Data items
- - -

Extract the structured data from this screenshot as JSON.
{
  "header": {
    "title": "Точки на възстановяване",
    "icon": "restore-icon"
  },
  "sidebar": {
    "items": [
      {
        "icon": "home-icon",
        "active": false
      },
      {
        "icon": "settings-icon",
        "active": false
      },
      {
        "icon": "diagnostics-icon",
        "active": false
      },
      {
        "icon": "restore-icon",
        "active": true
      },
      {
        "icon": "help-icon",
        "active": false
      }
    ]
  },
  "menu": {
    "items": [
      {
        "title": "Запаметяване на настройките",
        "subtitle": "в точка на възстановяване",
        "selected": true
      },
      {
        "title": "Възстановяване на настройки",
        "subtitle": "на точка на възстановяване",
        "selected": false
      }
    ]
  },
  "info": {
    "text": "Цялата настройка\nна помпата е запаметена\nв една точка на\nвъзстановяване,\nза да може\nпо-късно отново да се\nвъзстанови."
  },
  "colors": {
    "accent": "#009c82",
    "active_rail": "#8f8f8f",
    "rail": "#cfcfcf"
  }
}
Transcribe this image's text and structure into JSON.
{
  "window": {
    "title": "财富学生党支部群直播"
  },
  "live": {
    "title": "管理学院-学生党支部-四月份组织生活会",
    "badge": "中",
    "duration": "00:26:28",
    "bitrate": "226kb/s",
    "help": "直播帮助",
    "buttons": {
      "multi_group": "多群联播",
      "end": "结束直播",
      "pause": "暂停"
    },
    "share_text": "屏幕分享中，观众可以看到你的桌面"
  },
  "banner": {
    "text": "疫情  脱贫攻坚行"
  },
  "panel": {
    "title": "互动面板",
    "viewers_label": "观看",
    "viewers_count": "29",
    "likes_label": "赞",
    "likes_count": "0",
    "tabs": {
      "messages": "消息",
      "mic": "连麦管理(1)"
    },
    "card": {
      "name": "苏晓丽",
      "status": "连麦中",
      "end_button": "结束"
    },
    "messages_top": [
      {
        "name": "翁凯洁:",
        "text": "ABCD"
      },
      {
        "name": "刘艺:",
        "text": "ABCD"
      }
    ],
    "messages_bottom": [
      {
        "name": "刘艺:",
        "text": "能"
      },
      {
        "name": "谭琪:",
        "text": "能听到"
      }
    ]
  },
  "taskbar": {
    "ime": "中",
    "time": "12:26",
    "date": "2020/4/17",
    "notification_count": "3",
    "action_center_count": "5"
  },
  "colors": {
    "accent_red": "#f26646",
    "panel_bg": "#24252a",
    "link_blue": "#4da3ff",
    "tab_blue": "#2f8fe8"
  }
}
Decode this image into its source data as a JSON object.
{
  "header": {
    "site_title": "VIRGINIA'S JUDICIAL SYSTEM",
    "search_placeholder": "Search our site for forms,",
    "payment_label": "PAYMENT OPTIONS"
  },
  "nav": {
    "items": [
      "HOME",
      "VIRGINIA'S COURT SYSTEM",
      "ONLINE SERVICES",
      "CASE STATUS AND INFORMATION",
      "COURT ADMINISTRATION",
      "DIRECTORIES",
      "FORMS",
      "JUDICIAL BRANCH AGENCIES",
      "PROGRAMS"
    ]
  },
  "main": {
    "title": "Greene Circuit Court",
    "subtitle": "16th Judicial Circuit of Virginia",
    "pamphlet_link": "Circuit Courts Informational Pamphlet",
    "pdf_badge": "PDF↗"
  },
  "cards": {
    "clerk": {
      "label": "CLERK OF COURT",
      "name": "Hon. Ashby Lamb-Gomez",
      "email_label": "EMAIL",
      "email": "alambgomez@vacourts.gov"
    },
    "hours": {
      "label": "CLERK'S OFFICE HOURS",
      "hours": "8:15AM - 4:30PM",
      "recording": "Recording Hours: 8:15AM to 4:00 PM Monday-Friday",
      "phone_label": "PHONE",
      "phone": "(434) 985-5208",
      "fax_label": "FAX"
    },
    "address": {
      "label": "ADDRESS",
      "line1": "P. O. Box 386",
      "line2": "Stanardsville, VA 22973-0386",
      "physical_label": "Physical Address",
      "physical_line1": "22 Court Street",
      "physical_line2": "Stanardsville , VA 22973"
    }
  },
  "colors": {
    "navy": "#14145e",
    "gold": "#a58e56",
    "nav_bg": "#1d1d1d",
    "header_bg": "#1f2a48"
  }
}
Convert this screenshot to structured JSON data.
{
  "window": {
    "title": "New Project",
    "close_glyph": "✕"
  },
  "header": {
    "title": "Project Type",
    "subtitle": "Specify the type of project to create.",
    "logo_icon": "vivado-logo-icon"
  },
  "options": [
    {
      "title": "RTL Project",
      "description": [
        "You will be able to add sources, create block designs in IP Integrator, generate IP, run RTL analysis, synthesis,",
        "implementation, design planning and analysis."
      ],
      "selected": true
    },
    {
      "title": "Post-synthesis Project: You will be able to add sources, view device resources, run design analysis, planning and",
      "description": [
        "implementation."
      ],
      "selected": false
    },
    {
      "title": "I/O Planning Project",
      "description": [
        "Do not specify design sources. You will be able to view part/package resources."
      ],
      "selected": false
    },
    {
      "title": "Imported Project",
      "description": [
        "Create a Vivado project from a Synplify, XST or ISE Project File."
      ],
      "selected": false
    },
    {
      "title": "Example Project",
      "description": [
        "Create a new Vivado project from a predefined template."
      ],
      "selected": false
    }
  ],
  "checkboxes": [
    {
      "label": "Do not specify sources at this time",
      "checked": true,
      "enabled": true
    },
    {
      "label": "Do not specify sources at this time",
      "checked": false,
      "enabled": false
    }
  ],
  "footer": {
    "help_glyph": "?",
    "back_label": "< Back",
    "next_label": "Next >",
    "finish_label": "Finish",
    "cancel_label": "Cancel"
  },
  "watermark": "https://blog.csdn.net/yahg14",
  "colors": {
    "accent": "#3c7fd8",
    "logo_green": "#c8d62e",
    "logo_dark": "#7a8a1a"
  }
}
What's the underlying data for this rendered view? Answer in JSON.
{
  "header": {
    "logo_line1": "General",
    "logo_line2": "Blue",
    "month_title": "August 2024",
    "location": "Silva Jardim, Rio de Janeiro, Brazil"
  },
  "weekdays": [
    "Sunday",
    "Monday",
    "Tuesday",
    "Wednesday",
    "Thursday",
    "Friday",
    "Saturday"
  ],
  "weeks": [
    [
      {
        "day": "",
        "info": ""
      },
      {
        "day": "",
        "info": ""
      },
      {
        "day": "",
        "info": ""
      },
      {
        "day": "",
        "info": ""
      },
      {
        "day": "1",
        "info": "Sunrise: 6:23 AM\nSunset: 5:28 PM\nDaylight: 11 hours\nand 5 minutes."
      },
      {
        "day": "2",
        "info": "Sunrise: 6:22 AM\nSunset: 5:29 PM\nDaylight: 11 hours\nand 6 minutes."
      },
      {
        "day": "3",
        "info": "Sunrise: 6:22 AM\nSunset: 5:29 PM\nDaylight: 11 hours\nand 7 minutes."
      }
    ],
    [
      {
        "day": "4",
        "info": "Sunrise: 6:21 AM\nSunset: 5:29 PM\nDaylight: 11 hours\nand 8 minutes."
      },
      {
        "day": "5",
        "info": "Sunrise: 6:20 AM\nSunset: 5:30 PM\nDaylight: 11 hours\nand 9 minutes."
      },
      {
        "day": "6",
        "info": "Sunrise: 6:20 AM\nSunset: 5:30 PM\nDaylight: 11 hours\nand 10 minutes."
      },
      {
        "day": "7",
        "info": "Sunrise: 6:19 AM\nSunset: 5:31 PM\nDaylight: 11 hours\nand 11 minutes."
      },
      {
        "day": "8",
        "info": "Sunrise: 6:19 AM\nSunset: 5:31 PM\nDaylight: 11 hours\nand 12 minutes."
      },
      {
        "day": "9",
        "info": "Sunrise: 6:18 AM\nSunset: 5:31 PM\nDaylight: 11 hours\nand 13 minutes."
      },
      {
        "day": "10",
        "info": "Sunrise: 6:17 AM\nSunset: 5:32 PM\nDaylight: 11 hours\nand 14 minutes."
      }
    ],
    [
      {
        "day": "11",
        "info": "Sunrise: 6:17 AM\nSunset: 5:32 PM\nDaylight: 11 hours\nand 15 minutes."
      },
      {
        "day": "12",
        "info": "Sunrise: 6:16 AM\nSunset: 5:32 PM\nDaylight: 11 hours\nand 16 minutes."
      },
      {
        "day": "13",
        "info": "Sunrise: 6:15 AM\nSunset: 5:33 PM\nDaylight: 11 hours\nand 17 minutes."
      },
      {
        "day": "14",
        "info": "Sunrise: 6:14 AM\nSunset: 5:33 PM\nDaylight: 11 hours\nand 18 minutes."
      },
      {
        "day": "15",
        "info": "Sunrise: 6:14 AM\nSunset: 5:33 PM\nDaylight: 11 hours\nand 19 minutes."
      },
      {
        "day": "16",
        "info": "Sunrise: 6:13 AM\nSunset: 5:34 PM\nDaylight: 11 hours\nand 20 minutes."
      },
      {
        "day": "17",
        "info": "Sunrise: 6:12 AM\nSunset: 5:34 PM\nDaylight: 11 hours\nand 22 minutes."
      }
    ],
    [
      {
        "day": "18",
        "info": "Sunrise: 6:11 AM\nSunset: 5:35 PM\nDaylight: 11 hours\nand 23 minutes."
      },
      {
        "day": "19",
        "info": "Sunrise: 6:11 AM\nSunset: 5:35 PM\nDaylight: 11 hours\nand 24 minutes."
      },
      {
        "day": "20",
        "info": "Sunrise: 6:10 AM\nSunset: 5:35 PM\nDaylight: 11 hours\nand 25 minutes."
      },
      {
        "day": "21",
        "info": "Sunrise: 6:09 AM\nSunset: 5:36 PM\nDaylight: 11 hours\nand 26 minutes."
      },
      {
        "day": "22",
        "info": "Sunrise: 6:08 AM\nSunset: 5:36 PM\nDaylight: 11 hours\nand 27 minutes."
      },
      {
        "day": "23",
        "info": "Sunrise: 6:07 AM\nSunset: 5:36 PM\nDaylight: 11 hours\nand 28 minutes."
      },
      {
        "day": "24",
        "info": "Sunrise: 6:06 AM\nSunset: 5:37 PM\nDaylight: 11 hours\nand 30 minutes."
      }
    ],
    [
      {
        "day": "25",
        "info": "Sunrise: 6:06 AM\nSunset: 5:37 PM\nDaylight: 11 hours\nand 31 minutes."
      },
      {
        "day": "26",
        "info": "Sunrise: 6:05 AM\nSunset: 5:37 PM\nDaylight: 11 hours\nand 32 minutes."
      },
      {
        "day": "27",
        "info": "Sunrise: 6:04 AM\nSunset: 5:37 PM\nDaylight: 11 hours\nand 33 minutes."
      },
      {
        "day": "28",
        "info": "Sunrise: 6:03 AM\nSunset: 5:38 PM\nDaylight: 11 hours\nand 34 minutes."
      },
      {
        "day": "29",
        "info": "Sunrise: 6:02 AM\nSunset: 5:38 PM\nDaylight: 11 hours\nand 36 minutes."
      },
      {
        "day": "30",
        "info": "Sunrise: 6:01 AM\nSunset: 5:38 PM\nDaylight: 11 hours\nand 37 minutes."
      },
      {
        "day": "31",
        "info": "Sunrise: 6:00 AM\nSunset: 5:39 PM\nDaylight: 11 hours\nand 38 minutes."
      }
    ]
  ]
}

- - -

Track down every line with the word "name" and copy it.

**CORRECT OUTPUT**
      "name": "苏晓丽",
        "name": "翁凯洁:",
        "name": "刘艺:",
        "name": "刘艺:",
        "name": "谭琪:",
      "name": "Hon. Ashby Lamb-Gomez",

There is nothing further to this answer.